> **STORED ROWS**
----

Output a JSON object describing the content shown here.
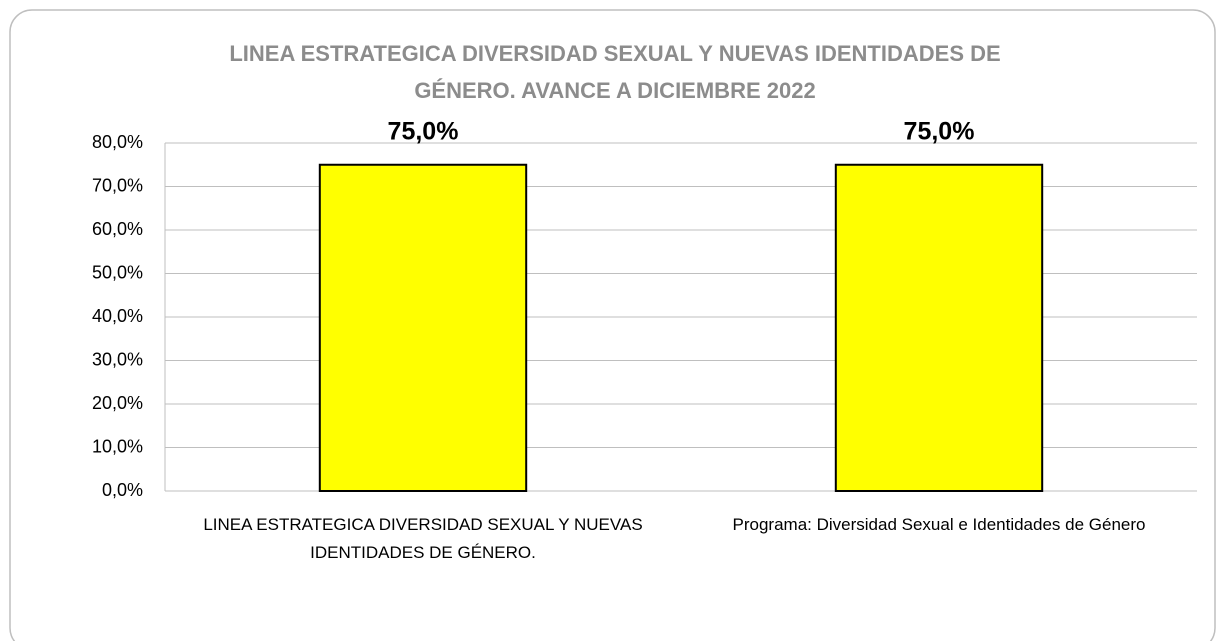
{
  "chart_data": {
    "type": "bar",
    "title": [
      "LINEA ESTRATEGICA DIVERSIDAD SEXUAL Y NUEVAS IDENTIDADES DE",
      "GÉNERO. AVANCE A DICIEMBRE 2022"
    ],
    "categories": [
      "LINEA ESTRATEGICA DIVERSIDAD SEXUAL Y NUEVAS IDENTIDADES DE GÉNERO.",
      "Programa: Diversidad Sexual e Identidades de Género"
    ],
    "values": [
      75,
      75
    ],
    "value_labels": [
      "75,0%",
      "75,0%"
    ],
    "color": "#ffff00",
    "ylim": [
      0,
      80
    ],
    "yticks": [
      {
        "value": 0,
        "label": "0,0%"
      },
      {
        "value": 10,
        "label": "10,0%"
      },
      {
        "value": 20,
        "label": "20,0%"
      },
      {
        "value": 30,
        "label": "30,0%"
      },
      {
        "value": 40,
        "label": "40,0%"
      },
      {
        "value": 50,
        "label": "50,0%"
      },
      {
        "value": 60,
        "label": "60,0%"
      },
      {
        "value": 70,
        "label": "70,0%"
      },
      {
        "value": 80,
        "label": "80,0%"
      }
    ],
    "grid": true
  }
}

----

> **THE PROBLEM**
All of the data above should be quoted exactly, except for the pictures.

> **TASK SOLUTION**
Output a JSON object describing the content shown here.
{
  "chart_data": {
    "type": "bar",
    "title": [
      "LINEA ESTRATEGICA DIVERSIDAD SEXUAL Y NUEVAS IDENTIDADES DE",
      "GÉNERO. AVANCE A DICIEMBRE 2022"
    ],
    "categories": [
      "LINEA ESTRATEGICA DIVERSIDAD SEXUAL Y NUEVAS IDENTIDADES DE GÉNERO.",
      "Programa: Diversidad Sexual e Identidades de Género"
    ],
    "values": [
      75,
      75
    ],
    "value_labels": [
      "75,0%",
      "75,0%"
    ],
    "color": "#ffff00",
    "ylim": [
      0,
      80
    ],
    "yticks": [
      {
        "value": 0,
        "label": "0,0%"
      },
      {
        "value": 10,
        "label": "10,0%"
      },
      {
        "value": 20,
        "label": "20,0%"
      },
      {
        "value": 30,
        "label": "30,0%"
      },
      {
        "value": 40,
        "label": "40,0%"
      },
      {
        "value": 50,
        "label": "50,0%"
      },
      {
        "value": 60,
        "label": "60,0%"
      },
      {
        "value": 70,
        "label": "70,0%"
      },
      {
        "value": 80,
        "label": "80,0%"
      }
    ],
    "grid": true
  }
}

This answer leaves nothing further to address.